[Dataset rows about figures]
——————

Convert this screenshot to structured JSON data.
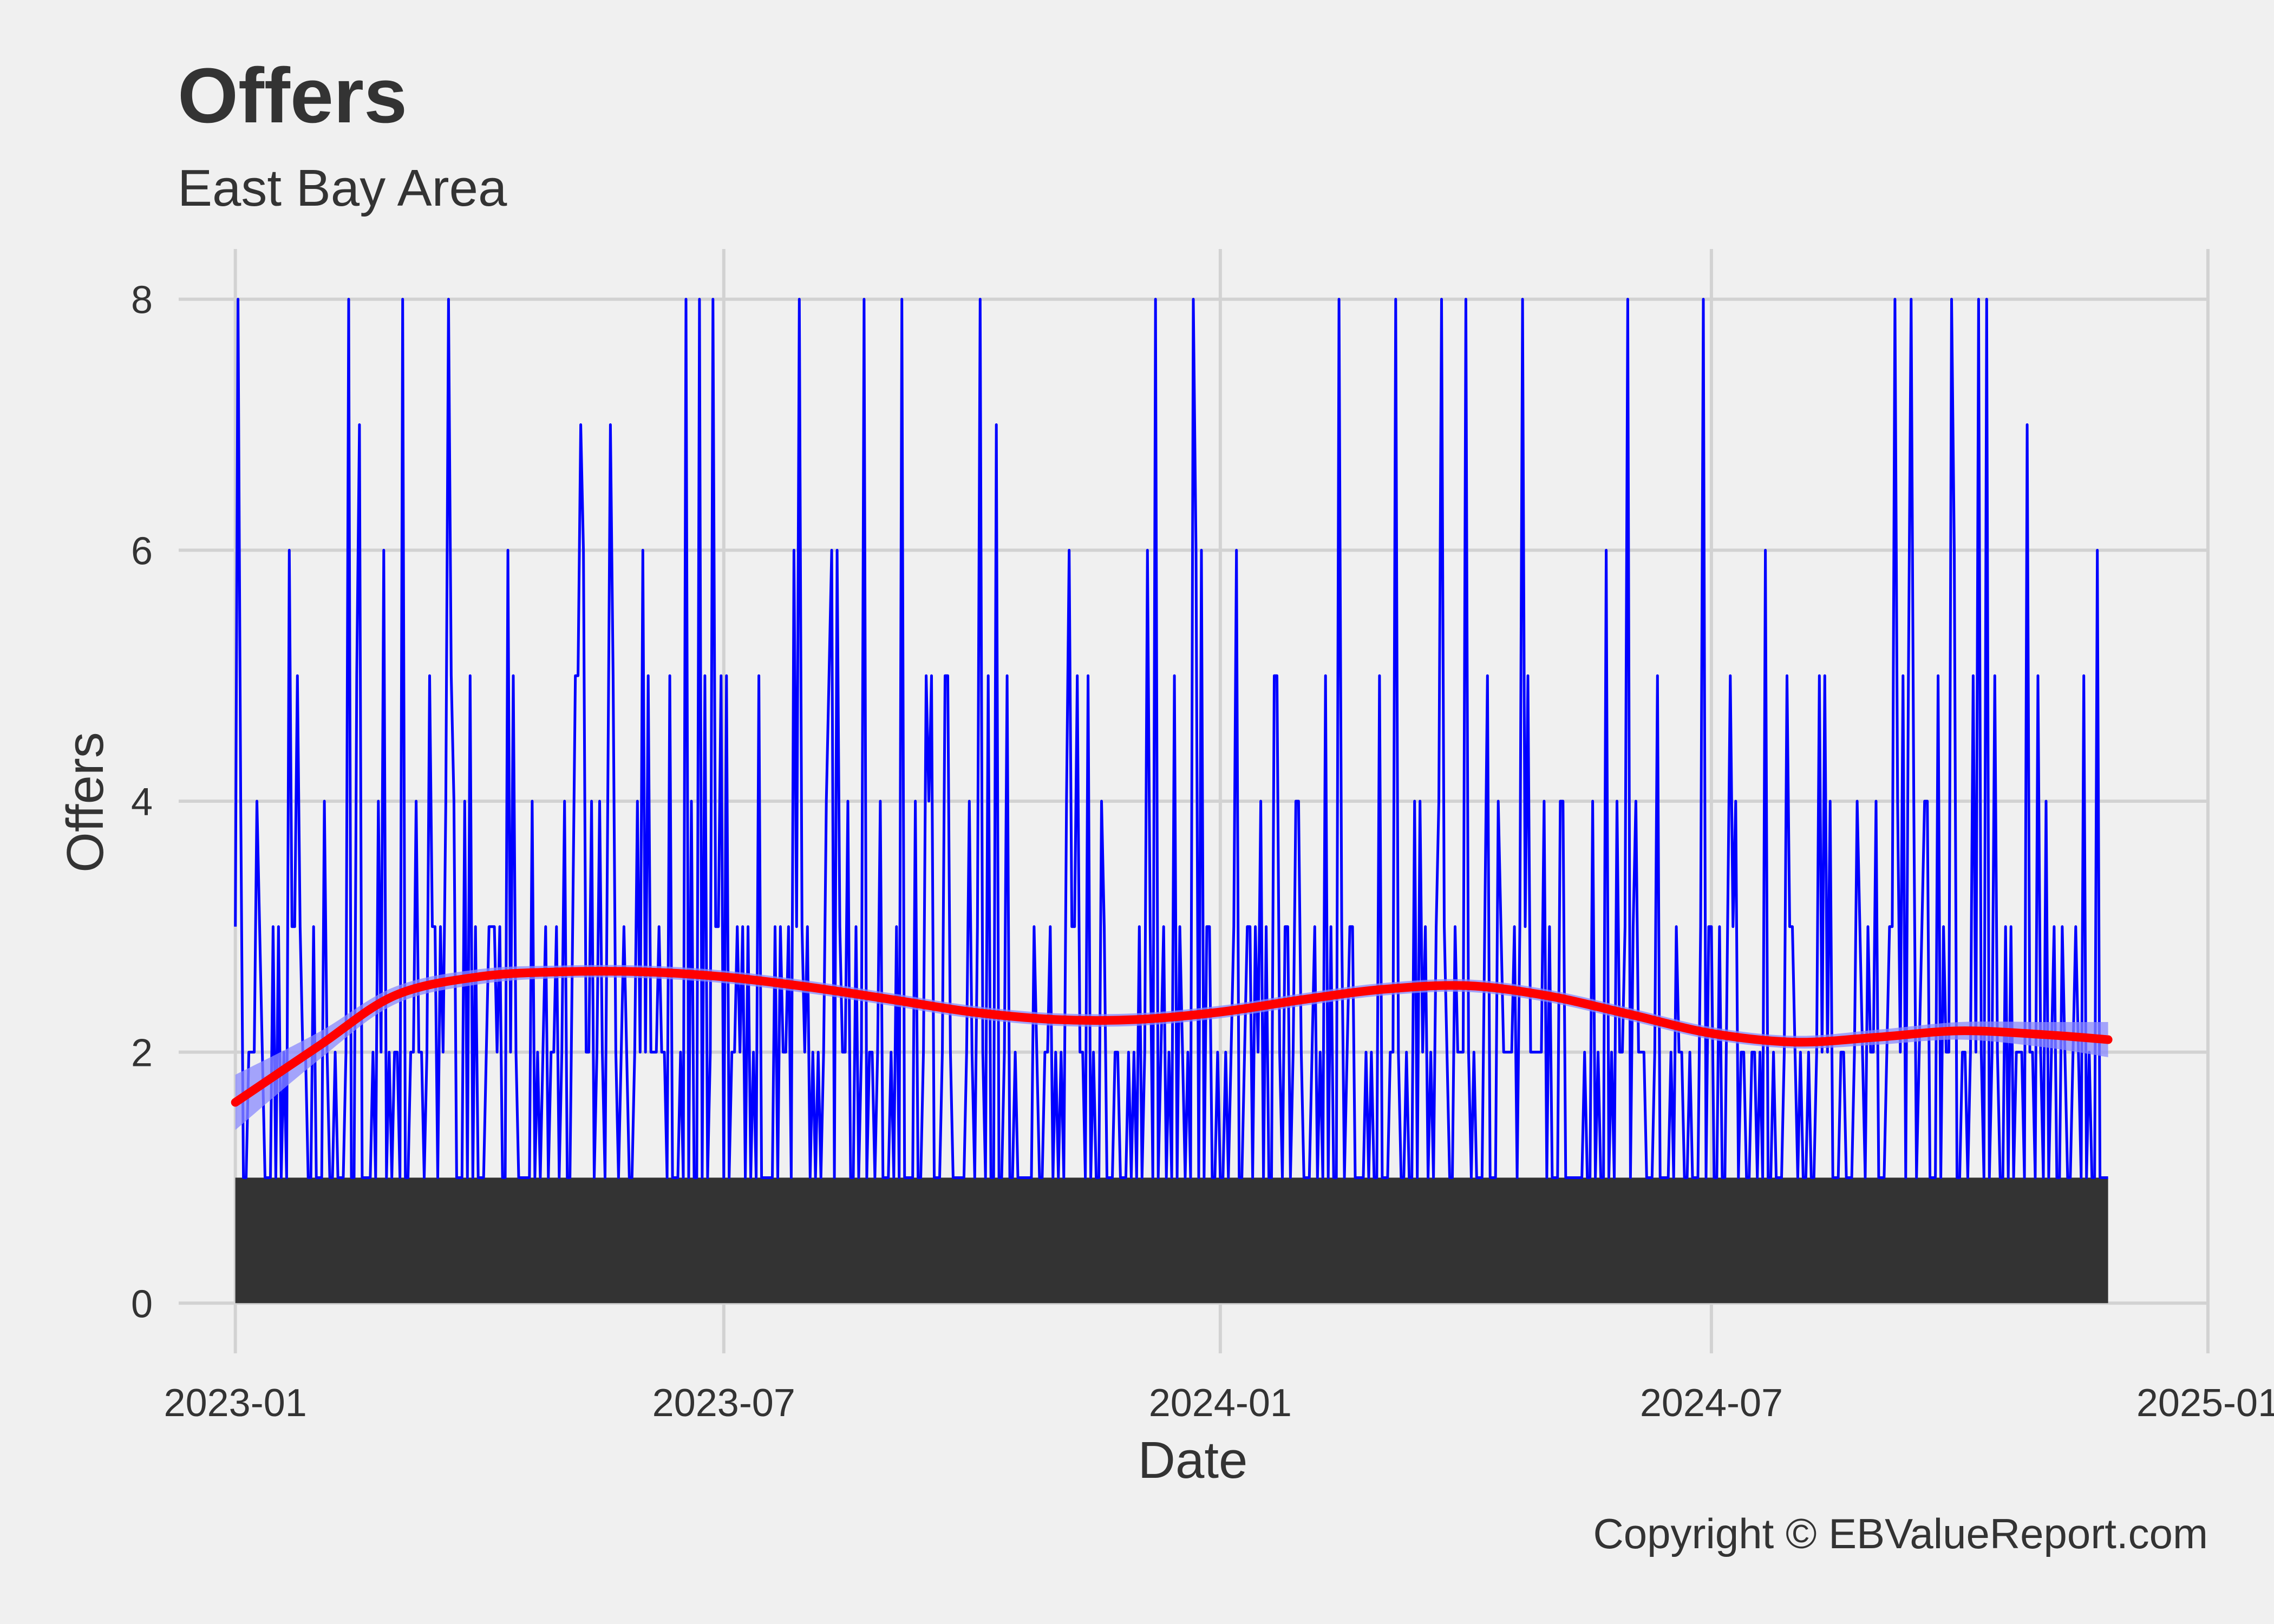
{
  "chart_data": {
    "type": "line",
    "title": "Offers",
    "subtitle": "East Bay  Area",
    "xlabel": "Date",
    "ylabel": "Offers",
    "caption": "Copyright  © EBValueReport.com",
    "x_range": [
      "2022-12-11",
      "2025-01-01"
    ],
    "ylim": [
      -0.4,
      8.4
    ],
    "x_ticks": [
      "2023-01-01",
      "2023-07-01",
      "2024-01-01",
      "2024-07-01",
      "2025-01-01"
    ],
    "x_tick_labels": [
      "2023-01",
      "2023-07",
      "2024-01",
      "2024-07",
      "2025-01"
    ],
    "y_ticks": [
      0,
      2,
      4,
      6,
      8
    ],
    "grid": true,
    "legend": "none",
    "colors": {
      "background": "#f0f0f0",
      "grid": "#d2d2d2",
      "area": "#333333",
      "offers_line": "#0000ff",
      "smooth_line": "#ff0000",
      "smooth_ribbon": "#8a8aff",
      "text": "#333333"
    },
    "date_start": "2023-01-01",
    "date_end": "2024-11-25",
    "area_baseline": 1,
    "offers_peaks": [
      {
        "date": "2023-01-02",
        "value": 8
      },
      {
        "date": "2023-01-09",
        "value": 4
      },
      {
        "date": "2023-02-12",
        "value": 8
      },
      {
        "date": "2023-02-16",
        "value": 7
      },
      {
        "date": "2023-03-04",
        "value": 8
      },
      {
        "date": "2023-03-21",
        "value": 8
      },
      {
        "date": "2023-04-12",
        "value": 6
      },
      {
        "date": "2023-05-09",
        "value": 7
      },
      {
        "date": "2023-05-20",
        "value": 7
      },
      {
        "date": "2023-06-17",
        "value": 8
      },
      {
        "date": "2023-06-22",
        "value": 8
      },
      {
        "date": "2023-06-27",
        "value": 8
      },
      {
        "date": "2023-07-29",
        "value": 8
      },
      {
        "date": "2023-08-22",
        "value": 8
      },
      {
        "date": "2023-09-05",
        "value": 8
      },
      {
        "date": "2023-10-04",
        "value": 8
      },
      {
        "date": "2023-10-10",
        "value": 7
      },
      {
        "date": "2023-12-08",
        "value": 8
      },
      {
        "date": "2023-12-22",
        "value": 8
      },
      {
        "date": "2024-02-14",
        "value": 8
      },
      {
        "date": "2024-03-06",
        "value": 8
      },
      {
        "date": "2024-03-23",
        "value": 8
      },
      {
        "date": "2024-04-01",
        "value": 8
      },
      {
        "date": "2024-04-22",
        "value": 8
      },
      {
        "date": "2024-05-31",
        "value": 8
      },
      {
        "date": "2024-06-28",
        "value": 8
      },
      {
        "date": "2024-09-07",
        "value": 8
      },
      {
        "date": "2024-09-13",
        "value": 8
      },
      {
        "date": "2024-09-28",
        "value": 8
      },
      {
        "date": "2024-10-08",
        "value": 8
      },
      {
        "date": "2024-10-11",
        "value": 8
      },
      {
        "date": "2024-10-26",
        "value": 7
      },
      {
        "date": "2024-11-21",
        "value": 6
      }
    ],
    "smooth_series": {
      "x": [
        "2023-01-01",
        "2023-02-01",
        "2023-03-01",
        "2023-04-01",
        "2023-05-01",
        "2023-06-01",
        "2023-07-01",
        "2023-08-01",
        "2023-09-01",
        "2023-10-01",
        "2023-11-01",
        "2023-12-01",
        "2024-01-01",
        "2024-02-01",
        "2024-03-01",
        "2024-04-01",
        "2024-05-01",
        "2024-06-01",
        "2024-07-01",
        "2024-08-01",
        "2024-09-01",
        "2024-10-01",
        "2024-11-01",
        "2024-11-25"
      ],
      "y": [
        1.6,
        2.05,
        2.45,
        2.6,
        2.64,
        2.64,
        2.6,
        2.52,
        2.42,
        2.32,
        2.26,
        2.26,
        2.32,
        2.42,
        2.5,
        2.53,
        2.45,
        2.3,
        2.15,
        2.08,
        2.12,
        2.17,
        2.14,
        2.1
      ],
      "ribbon_halfwidth": [
        0.22,
        0.11,
        0.07,
        0.06,
        0.05,
        0.05,
        0.05,
        0.05,
        0.05,
        0.05,
        0.05,
        0.05,
        0.05,
        0.05,
        0.05,
        0.05,
        0.05,
        0.05,
        0.05,
        0.05,
        0.06,
        0.07,
        0.1,
        0.14
      ]
    }
  }
}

——————

Do this. Copy each line exactly, and leave the pictures out of your copy.

Reply.
Convert this screenshot to structured JSON data.
{
  "chart_data": {
    "type": "line",
    "title": "Offers",
    "subtitle": "East Bay  Area",
    "xlabel": "Date",
    "ylabel": "Offers",
    "caption": "Copyright  © EBValueReport.com",
    "x_range": [
      "2022-12-11",
      "2025-01-01"
    ],
    "ylim": [
      -0.4,
      8.4
    ],
    "x_ticks": [
      "2023-01-01",
      "2023-07-01",
      "2024-01-01",
      "2024-07-01",
      "2025-01-01"
    ],
    "x_tick_labels": [
      "2023-01",
      "2023-07",
      "2024-01",
      "2024-07",
      "2025-01"
    ],
    "y_ticks": [
      0,
      2,
      4,
      6,
      8
    ],
    "grid": true,
    "legend": "none",
    "colors": {
      "background": "#f0f0f0",
      "grid": "#d2d2d2",
      "area": "#333333",
      "offers_line": "#0000ff",
      "smooth_line": "#ff0000",
      "smooth_ribbon": "#8a8aff",
      "text": "#333333"
    },
    "date_start": "2023-01-01",
    "date_end": "2024-11-25",
    "area_baseline": 1,
    "offers_peaks": [
      {
        "date": "2023-01-02",
        "value": 8
      },
      {
        "date": "2023-01-09",
        "value": 4
      },
      {
        "date": "2023-02-12",
        "value": 8
      },
      {
        "date": "2023-02-16",
        "value": 7
      },
      {
        "date": "2023-03-04",
        "value": 8
      },
      {
        "date": "2023-03-21",
        "value": 8
      },
      {
        "date": "2023-04-12",
        "value": 6
      },
      {
        "date": "2023-05-09",
        "value": 7
      },
      {
        "date": "2023-05-20",
        "value": 7
      },
      {
        "date": "2023-06-17",
        "value": 8
      },
      {
        "date": "2023-06-22",
        "value": 8
      },
      {
        "date": "2023-06-27",
        "value": 8
      },
      {
        "date": "2023-07-29",
        "value": 8
      },
      {
        "date": "2023-08-22",
        "value": 8
      },
      {
        "date": "2023-09-05",
        "value": 8
      },
      {
        "date": "2023-10-04",
        "value": 8
      },
      {
        "date": "2023-10-10",
        "value": 7
      },
      {
        "date": "2023-12-08",
        "value": 8
      },
      {
        "date": "2023-12-22",
        "value": 8
      },
      {
        "date": "2024-02-14",
        "value": 8
      },
      {
        "date": "2024-03-06",
        "value": 8
      },
      {
        "date": "2024-03-23",
        "value": 8
      },
      {
        "date": "2024-04-01",
        "value": 8
      },
      {
        "date": "2024-04-22",
        "value": 8
      },
      {
        "date": "2024-05-31",
        "value": 8
      },
      {
        "date": "2024-06-28",
        "value": 8
      },
      {
        "date": "2024-09-07",
        "value": 8
      },
      {
        "date": "2024-09-13",
        "value": 8
      },
      {
        "date": "2024-09-28",
        "value": 8
      },
      {
        "date": "2024-10-08",
        "value": 8
      },
      {
        "date": "2024-10-11",
        "value": 8
      },
      {
        "date": "2024-10-26",
        "value": 7
      },
      {
        "date": "2024-11-21",
        "value": 6
      }
    ],
    "smooth_series": {
      "x": [
        "2023-01-01",
        "2023-02-01",
        "2023-03-01",
        "2023-04-01",
        "2023-05-01",
        "2023-06-01",
        "2023-07-01",
        "2023-08-01",
        "2023-09-01",
        "2023-10-01",
        "2023-11-01",
        "2023-12-01",
        "2024-01-01",
        "2024-02-01",
        "2024-03-01",
        "2024-04-01",
        "2024-05-01",
        "2024-06-01",
        "2024-07-01",
        "2024-08-01",
        "2024-09-01",
        "2024-10-01",
        "2024-11-01",
        "2024-11-25"
      ],
      "y": [
        1.6,
        2.05,
        2.45,
        2.6,
        2.64,
        2.64,
        2.6,
        2.52,
        2.42,
        2.32,
        2.26,
        2.26,
        2.32,
        2.42,
        2.5,
        2.53,
        2.45,
        2.3,
        2.15,
        2.08,
        2.12,
        2.17,
        2.14,
        2.1
      ],
      "ribbon_halfwidth": [
        0.22,
        0.11,
        0.07,
        0.06,
        0.05,
        0.05,
        0.05,
        0.05,
        0.05,
        0.05,
        0.05,
        0.05,
        0.05,
        0.05,
        0.05,
        0.05,
        0.05,
        0.05,
        0.05,
        0.05,
        0.06,
        0.07,
        0.1,
        0.14
      ]
    }
  }
}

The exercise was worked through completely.